Pick out each line with the word "JSON" from the material that follows.

======== Supplied material

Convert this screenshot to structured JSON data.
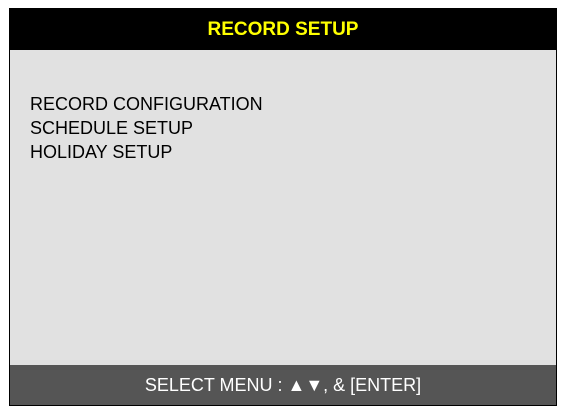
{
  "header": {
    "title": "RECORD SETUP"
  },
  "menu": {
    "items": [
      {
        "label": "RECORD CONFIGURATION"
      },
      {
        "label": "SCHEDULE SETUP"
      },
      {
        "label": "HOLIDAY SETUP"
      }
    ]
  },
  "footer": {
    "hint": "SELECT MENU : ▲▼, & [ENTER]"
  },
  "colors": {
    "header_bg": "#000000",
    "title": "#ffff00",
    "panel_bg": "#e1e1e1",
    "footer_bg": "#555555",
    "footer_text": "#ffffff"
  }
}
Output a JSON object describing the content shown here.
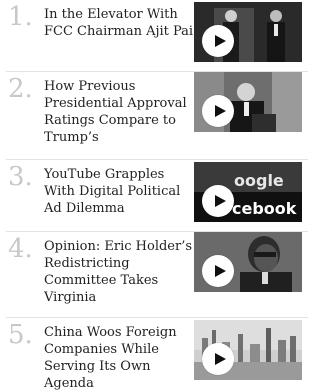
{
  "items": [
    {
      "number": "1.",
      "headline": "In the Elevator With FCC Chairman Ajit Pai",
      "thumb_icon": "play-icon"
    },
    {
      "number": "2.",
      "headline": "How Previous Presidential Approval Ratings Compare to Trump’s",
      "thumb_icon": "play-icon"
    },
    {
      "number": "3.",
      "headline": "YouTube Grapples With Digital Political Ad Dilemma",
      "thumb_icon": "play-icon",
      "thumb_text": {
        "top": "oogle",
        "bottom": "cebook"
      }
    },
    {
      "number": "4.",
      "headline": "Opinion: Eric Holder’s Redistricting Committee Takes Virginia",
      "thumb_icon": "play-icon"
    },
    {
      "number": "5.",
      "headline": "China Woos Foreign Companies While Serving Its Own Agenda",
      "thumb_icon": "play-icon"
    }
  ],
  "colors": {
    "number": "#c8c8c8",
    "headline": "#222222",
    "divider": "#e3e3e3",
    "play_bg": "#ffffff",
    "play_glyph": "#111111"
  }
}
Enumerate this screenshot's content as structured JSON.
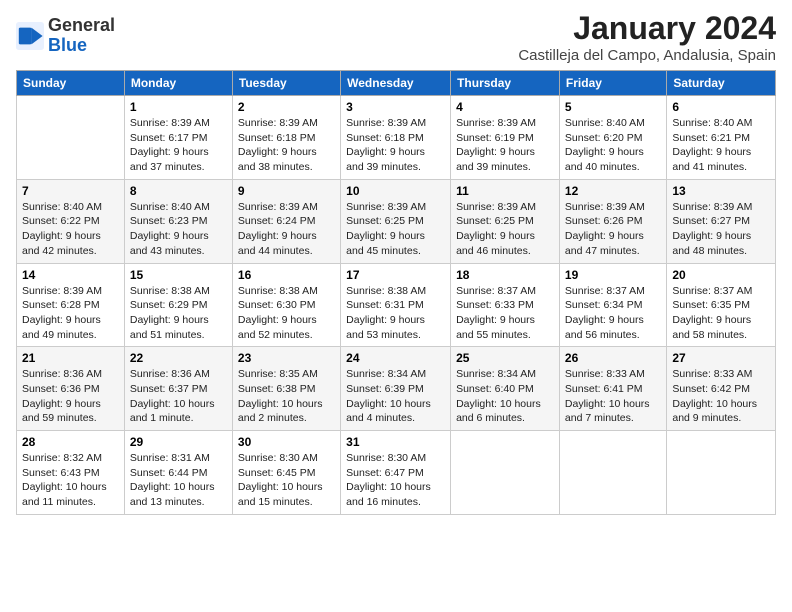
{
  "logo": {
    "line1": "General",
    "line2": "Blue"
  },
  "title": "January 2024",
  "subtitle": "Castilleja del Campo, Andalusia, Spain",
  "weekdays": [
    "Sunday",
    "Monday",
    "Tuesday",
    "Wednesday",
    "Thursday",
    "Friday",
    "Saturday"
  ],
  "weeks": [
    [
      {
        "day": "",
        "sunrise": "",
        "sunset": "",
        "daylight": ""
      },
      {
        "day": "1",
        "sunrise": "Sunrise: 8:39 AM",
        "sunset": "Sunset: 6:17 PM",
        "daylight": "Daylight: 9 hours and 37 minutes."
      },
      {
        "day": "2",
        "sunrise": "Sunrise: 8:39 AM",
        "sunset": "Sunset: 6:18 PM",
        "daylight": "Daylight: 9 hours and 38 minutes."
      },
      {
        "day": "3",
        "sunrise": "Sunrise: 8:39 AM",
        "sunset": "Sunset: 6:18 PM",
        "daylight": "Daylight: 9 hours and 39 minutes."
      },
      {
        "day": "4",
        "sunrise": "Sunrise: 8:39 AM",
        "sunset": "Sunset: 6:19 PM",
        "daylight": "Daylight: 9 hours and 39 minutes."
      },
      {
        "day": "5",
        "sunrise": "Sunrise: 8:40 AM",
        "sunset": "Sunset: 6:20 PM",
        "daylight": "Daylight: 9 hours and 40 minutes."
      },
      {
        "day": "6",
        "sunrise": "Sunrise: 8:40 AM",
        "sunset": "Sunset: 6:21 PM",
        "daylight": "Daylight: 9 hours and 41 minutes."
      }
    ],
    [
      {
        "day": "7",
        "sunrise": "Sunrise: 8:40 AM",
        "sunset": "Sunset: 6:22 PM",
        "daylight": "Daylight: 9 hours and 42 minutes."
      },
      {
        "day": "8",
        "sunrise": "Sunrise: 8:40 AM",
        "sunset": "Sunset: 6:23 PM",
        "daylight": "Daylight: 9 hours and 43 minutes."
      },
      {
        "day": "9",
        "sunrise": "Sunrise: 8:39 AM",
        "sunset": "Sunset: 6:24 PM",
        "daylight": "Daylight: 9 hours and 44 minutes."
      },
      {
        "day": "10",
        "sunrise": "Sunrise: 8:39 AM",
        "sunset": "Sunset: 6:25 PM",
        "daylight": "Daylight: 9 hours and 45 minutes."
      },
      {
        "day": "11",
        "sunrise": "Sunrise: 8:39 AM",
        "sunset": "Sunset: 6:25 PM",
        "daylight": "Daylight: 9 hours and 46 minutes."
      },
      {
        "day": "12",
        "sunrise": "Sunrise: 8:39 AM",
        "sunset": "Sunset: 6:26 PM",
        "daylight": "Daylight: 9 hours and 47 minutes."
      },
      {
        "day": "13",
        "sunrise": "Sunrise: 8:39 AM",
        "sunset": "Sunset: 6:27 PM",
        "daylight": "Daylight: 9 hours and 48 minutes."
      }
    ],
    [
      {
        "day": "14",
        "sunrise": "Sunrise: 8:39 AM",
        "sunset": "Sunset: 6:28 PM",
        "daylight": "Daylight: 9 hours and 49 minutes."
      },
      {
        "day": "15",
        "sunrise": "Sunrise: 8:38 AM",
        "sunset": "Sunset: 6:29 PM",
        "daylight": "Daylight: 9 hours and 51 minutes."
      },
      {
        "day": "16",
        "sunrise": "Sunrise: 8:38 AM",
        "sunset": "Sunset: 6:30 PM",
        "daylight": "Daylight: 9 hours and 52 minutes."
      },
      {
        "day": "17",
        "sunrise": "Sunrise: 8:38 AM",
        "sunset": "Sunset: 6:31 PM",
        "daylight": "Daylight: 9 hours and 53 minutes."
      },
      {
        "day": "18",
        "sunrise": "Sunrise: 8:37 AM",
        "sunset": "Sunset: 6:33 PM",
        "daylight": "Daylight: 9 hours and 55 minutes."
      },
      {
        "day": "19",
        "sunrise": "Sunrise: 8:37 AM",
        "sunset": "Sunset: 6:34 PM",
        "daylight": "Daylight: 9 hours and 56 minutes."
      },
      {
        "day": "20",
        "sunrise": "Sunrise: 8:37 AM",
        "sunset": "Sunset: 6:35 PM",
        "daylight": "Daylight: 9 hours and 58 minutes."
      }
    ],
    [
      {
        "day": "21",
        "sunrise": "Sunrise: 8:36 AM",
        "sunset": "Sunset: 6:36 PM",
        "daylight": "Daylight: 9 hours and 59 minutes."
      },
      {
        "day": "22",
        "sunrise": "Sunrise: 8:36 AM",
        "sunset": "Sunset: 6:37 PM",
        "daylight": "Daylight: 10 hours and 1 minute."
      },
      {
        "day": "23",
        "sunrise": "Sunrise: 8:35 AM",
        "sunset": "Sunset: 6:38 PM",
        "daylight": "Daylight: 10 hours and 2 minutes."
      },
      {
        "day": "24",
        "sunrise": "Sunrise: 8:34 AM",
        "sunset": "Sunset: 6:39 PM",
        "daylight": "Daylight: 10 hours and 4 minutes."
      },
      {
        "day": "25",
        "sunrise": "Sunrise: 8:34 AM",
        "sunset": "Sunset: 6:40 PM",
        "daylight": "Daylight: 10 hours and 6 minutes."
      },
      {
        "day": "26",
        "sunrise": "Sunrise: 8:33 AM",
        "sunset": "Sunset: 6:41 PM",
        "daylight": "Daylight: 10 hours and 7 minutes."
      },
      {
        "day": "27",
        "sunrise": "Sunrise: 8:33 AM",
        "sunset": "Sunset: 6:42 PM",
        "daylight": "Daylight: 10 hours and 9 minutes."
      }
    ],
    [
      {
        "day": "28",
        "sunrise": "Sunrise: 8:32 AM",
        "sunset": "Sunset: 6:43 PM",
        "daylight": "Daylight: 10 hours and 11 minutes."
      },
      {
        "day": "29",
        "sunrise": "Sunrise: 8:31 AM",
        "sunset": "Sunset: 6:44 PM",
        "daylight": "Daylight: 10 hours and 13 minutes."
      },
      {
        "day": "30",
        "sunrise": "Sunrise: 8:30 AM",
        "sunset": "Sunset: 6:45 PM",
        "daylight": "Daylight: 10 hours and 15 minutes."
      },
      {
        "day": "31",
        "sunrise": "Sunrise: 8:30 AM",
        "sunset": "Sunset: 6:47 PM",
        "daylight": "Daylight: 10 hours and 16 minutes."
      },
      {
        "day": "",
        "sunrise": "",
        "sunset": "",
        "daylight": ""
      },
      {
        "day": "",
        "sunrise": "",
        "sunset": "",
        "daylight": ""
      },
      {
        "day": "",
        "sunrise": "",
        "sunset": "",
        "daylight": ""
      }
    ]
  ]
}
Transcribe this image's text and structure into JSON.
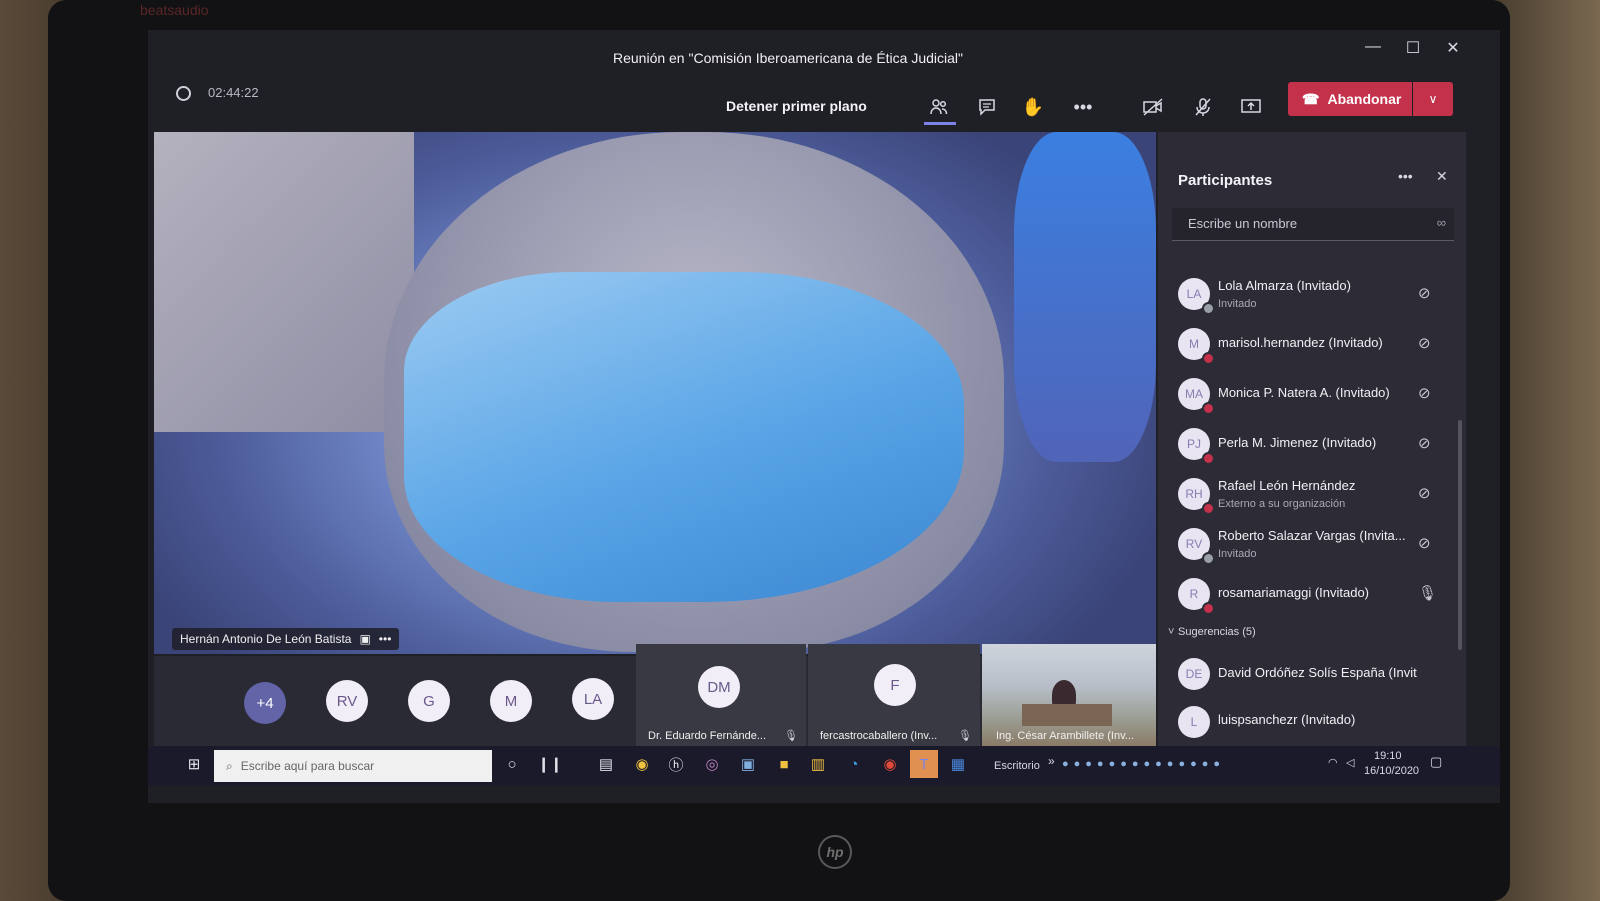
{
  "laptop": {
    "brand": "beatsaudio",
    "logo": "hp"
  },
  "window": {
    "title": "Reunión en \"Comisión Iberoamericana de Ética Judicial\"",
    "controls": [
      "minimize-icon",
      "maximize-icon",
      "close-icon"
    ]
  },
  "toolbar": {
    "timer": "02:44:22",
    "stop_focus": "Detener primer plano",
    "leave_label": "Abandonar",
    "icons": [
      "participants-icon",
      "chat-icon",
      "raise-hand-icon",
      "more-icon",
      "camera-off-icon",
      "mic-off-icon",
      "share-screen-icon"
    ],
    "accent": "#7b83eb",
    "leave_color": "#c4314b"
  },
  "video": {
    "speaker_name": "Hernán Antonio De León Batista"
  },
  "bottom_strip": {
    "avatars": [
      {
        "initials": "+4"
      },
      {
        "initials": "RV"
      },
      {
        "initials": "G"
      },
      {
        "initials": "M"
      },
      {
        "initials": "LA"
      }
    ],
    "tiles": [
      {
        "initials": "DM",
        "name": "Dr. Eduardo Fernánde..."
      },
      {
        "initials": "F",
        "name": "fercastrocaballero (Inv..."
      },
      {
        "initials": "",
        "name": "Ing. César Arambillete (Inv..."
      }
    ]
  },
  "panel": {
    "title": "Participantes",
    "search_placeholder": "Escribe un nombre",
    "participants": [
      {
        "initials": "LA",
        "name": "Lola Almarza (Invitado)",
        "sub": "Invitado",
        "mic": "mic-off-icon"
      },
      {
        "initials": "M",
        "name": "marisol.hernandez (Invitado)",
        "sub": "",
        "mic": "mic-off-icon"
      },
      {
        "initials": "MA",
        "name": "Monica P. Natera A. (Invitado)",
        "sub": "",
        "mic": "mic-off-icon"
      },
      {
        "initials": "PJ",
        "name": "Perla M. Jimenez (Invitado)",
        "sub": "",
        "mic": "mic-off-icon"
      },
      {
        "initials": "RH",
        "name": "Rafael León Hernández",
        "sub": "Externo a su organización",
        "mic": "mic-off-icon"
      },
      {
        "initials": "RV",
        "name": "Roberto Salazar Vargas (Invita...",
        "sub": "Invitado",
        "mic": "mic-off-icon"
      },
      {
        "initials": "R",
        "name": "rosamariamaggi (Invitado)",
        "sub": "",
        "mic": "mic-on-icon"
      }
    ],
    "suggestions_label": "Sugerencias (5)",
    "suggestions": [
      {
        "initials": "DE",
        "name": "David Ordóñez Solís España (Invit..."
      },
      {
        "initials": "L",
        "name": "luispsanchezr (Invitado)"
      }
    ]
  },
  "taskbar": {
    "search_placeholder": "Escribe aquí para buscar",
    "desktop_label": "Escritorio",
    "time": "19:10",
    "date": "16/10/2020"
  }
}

================

▶ **Answer to this problem**
Convert this screenshot to structured JSON data.
Output a JSON object describing the content shown here.
Enumerate this screenshot's content as structured JSON.
Transcribe this image's text and structure into JSON.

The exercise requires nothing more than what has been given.